------ Exercise data ------

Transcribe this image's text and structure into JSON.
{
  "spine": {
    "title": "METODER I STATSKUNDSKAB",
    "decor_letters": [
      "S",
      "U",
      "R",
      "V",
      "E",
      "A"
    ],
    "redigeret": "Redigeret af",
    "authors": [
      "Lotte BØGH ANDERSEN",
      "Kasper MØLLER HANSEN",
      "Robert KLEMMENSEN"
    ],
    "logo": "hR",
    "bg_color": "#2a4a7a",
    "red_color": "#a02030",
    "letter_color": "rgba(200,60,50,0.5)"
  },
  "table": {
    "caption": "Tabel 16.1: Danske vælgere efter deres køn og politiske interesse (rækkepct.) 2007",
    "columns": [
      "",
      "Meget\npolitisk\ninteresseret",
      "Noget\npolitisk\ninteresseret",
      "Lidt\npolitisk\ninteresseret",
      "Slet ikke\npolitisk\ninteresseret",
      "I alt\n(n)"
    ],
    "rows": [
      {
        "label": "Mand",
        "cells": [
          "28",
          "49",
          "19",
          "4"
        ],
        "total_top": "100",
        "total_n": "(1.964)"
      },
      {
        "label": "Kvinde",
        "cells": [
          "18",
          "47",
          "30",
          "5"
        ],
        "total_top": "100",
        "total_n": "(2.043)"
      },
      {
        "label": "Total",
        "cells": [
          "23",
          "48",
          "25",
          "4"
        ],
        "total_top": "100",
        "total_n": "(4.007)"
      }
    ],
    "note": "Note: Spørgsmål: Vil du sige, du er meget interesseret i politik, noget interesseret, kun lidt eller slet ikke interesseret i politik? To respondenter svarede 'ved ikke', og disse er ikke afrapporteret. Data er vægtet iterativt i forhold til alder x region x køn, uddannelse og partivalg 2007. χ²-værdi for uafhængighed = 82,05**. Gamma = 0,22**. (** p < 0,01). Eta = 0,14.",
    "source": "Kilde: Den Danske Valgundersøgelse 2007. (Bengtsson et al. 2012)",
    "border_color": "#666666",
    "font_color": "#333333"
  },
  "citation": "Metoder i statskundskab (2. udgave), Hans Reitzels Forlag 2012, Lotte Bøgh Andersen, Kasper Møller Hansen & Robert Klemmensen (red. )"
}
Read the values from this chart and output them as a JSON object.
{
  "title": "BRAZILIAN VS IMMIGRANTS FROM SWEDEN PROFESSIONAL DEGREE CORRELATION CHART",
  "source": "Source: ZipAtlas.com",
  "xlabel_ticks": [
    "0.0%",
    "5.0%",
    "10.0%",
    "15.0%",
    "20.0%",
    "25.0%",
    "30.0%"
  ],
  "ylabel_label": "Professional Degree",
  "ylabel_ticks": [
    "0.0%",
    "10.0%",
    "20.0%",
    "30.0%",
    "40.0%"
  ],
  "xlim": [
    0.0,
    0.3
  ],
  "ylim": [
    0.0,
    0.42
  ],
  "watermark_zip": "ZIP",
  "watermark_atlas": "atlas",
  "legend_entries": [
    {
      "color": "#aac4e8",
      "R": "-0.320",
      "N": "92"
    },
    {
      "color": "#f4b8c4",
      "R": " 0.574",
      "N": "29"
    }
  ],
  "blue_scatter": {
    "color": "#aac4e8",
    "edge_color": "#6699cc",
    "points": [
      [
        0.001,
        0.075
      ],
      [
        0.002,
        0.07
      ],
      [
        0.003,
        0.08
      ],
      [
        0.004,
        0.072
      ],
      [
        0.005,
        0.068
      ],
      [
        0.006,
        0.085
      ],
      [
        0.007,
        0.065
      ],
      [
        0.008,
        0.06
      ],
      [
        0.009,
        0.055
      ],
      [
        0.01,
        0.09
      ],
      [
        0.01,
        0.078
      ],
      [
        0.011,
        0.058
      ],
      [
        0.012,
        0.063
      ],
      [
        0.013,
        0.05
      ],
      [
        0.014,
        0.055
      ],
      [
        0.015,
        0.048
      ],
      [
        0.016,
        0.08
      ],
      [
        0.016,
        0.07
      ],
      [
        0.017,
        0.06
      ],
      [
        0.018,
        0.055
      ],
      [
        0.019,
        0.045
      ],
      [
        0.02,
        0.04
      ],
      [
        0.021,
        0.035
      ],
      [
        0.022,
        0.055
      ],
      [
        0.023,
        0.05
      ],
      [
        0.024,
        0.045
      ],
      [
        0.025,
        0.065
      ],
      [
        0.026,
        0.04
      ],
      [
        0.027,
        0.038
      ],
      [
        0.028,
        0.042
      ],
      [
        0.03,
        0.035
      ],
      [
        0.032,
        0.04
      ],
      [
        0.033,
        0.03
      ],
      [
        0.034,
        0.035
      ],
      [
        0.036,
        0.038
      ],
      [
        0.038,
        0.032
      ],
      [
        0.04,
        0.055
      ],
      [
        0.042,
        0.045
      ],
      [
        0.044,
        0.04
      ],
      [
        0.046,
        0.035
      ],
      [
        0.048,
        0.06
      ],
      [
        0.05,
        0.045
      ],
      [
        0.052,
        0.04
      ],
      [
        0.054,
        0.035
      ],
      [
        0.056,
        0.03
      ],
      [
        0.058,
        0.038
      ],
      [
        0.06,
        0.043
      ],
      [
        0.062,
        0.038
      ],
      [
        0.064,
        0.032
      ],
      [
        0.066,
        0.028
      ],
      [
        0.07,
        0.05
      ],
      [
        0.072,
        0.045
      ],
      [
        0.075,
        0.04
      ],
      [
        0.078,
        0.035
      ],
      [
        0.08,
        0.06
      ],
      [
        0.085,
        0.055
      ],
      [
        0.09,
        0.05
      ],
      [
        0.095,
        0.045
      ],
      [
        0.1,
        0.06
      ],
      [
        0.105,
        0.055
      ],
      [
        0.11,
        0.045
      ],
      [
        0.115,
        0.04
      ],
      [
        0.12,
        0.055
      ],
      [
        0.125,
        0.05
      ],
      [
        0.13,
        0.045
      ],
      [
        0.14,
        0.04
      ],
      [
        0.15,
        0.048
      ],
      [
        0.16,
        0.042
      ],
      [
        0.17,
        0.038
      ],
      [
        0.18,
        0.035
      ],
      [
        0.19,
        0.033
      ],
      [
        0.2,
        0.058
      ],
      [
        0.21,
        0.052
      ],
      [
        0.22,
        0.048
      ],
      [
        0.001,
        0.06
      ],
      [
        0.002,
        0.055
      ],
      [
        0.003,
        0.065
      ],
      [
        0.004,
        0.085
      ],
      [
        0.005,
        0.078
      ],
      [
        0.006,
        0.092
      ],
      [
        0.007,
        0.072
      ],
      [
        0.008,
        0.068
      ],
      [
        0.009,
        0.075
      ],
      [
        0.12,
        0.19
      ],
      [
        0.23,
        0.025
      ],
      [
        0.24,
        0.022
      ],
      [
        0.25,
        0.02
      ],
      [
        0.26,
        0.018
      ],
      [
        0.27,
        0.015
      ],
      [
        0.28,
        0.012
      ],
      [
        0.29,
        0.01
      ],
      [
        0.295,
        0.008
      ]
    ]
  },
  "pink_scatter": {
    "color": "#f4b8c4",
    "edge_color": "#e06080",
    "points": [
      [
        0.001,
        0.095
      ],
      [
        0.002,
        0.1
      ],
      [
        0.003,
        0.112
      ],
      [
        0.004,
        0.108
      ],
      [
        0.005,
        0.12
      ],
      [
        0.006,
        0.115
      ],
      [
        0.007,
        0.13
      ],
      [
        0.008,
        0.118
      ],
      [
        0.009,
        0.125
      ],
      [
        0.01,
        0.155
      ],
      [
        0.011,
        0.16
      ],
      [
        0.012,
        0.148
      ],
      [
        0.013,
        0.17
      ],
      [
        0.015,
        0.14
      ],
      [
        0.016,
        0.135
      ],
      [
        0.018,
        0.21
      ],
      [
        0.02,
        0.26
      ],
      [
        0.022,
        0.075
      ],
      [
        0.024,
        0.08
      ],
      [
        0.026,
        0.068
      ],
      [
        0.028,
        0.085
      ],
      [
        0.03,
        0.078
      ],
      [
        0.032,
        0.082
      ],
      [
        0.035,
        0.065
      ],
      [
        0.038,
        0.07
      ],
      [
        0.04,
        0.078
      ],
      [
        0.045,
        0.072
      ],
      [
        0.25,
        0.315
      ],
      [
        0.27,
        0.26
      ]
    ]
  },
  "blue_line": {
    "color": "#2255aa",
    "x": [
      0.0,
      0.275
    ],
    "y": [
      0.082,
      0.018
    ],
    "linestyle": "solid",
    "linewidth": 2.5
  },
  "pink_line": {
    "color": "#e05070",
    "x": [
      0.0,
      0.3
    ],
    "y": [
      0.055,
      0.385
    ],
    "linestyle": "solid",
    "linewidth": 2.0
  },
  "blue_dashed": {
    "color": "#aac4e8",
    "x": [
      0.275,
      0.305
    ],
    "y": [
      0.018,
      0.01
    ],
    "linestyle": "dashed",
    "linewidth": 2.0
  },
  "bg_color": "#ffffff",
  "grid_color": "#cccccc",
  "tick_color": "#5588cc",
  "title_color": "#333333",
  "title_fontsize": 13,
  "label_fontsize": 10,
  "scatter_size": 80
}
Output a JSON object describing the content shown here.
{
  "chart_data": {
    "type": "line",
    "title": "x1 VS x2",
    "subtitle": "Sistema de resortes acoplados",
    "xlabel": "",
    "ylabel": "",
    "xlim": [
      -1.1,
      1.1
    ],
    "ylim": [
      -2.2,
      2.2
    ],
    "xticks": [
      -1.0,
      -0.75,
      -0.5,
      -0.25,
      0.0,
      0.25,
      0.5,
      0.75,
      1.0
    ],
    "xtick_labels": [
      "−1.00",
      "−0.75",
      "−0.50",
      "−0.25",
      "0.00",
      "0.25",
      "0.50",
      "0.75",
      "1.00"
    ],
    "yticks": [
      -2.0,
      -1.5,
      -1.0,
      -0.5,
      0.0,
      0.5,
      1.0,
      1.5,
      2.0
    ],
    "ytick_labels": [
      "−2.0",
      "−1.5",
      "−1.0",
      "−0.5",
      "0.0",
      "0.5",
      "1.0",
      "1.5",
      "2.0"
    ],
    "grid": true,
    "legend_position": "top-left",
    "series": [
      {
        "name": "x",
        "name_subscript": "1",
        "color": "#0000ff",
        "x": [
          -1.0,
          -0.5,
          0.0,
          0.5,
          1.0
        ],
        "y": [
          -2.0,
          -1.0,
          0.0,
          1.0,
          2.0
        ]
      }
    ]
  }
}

------

Prompt:
Search the entries for the word "this" and gather every line where it appears.

Exercise result:
Transcribe this image's text and structure into JSON.
Read the values from this chart and output them as a JSON object.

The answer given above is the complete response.